YOUR OBJECTIVE
Your task is to write out the complete listing exactly as it is shown.

RECORDS FOR THE EXERCISE
****************************************

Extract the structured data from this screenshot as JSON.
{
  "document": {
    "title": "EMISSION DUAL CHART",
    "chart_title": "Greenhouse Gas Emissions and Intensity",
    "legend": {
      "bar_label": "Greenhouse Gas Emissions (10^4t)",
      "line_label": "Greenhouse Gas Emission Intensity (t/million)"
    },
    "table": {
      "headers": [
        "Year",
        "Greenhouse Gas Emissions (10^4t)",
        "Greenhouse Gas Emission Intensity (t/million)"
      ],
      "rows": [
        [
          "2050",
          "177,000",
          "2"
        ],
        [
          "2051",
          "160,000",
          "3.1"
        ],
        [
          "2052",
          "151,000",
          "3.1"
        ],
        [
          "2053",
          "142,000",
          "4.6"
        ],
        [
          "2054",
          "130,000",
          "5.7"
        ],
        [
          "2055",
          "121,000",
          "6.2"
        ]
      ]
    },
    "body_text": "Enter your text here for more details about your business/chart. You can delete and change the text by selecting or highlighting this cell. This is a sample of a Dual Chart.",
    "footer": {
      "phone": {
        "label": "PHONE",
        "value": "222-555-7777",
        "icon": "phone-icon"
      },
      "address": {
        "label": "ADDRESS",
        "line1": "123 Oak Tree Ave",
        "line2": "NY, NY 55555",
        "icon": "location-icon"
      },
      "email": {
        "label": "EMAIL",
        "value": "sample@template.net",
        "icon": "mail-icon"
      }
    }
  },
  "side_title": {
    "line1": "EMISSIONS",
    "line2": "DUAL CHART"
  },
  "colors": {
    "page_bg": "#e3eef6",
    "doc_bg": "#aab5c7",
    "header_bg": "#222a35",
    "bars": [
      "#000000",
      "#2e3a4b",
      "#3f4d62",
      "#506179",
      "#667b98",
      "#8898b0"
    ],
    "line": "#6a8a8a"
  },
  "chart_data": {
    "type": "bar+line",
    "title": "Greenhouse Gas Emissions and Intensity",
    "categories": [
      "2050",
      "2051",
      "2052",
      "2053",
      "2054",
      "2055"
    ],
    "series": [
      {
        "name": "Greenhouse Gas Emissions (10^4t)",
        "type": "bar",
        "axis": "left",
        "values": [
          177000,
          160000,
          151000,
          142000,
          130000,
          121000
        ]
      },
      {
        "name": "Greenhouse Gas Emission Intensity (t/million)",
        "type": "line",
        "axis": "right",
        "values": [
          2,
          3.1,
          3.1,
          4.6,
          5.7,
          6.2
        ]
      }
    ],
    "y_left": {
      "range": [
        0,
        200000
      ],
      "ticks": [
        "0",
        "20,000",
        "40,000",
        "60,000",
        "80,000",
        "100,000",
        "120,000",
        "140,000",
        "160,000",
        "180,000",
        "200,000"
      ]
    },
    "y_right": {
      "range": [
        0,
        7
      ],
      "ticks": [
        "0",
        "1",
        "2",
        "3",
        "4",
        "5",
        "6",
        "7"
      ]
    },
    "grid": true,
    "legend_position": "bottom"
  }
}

****************************************

RESPONSE TO THIS EXERCISE
Extract the structured data from this screenshot as JSON.
{
  "document": {
    "title": "EMISSION DUAL CHART",
    "chart_title": "Greenhouse Gas Emissions and Intensity",
    "legend": {
      "bar_label": "Greenhouse Gas Emissions (10^4t)",
      "line_label": "Greenhouse Gas Emission Intensity (t/million)"
    },
    "table": {
      "headers": [
        "Year",
        "Greenhouse Gas Emissions (10^4t)",
        "Greenhouse Gas Emission Intensity (t/million)"
      ],
      "rows": [
        [
          "2050",
          "177,000",
          "2"
        ],
        [
          "2051",
          "160,000",
          "3.1"
        ],
        [
          "2052",
          "151,000",
          "3.1"
        ],
        [
          "2053",
          "142,000",
          "4.6"
        ],
        [
          "2054",
          "130,000",
          "5.7"
        ],
        [
          "2055",
          "121,000",
          "6.2"
        ]
      ]
    },
    "body_text": "Enter your text here for more details about your business/chart. You can delete and change the text by selecting or highlighting this cell. This is a sample of a Dual Chart.",
    "footer": {
      "phone": {
        "label": "PHONE",
        "value": "222-555-7777",
        "icon": "phone-icon"
      },
      "address": {
        "label": "ADDRESS",
        "line1": "123 Oak Tree Ave",
        "line2": "NY, NY 55555",
        "icon": "location-icon"
      },
      "email": {
        "label": "EMAIL",
        "value": "sample@template.net",
        "icon": "mail-icon"
      }
    }
  },
  "side_title": {
    "line1": "EMISSIONS",
    "line2": "DUAL CHART"
  },
  "colors": {
    "page_bg": "#e3eef6",
    "doc_bg": "#aab5c7",
    "header_bg": "#222a35",
    "bars": [
      "#000000",
      "#2e3a4b",
      "#3f4d62",
      "#506179",
      "#667b98",
      "#8898b0"
    ],
    "line": "#6a8a8a"
  },
  "chart_data": {
    "type": "bar+line",
    "title": "Greenhouse Gas Emissions and Intensity",
    "categories": [
      "2050",
      "2051",
      "2052",
      "2053",
      "2054",
      "2055"
    ],
    "series": [
      {
        "name": "Greenhouse Gas Emissions (10^4t)",
        "type": "bar",
        "axis": "left",
        "values": [
          177000,
          160000,
          151000,
          142000,
          130000,
          121000
        ]
      },
      {
        "name": "Greenhouse Gas Emission Intensity (t/million)",
        "type": "line",
        "axis": "right",
        "values": [
          2,
          3.1,
          3.1,
          4.6,
          5.7,
          6.2
        ]
      }
    ],
    "y_left": {
      "range": [
        0,
        200000
      ],
      "ticks": [
        "0",
        "20,000",
        "40,000",
        "60,000",
        "80,000",
        "100,000",
        "120,000",
        "140,000",
        "160,000",
        "180,000",
        "200,000"
      ]
    },
    "y_right": {
      "range": [
        0,
        7
      ],
      "ticks": [
        "0",
        "1",
        "2",
        "3",
        "4",
        "5",
        "6",
        "7"
      ]
    },
    "grid": true,
    "legend_position": "bottom"
  }
}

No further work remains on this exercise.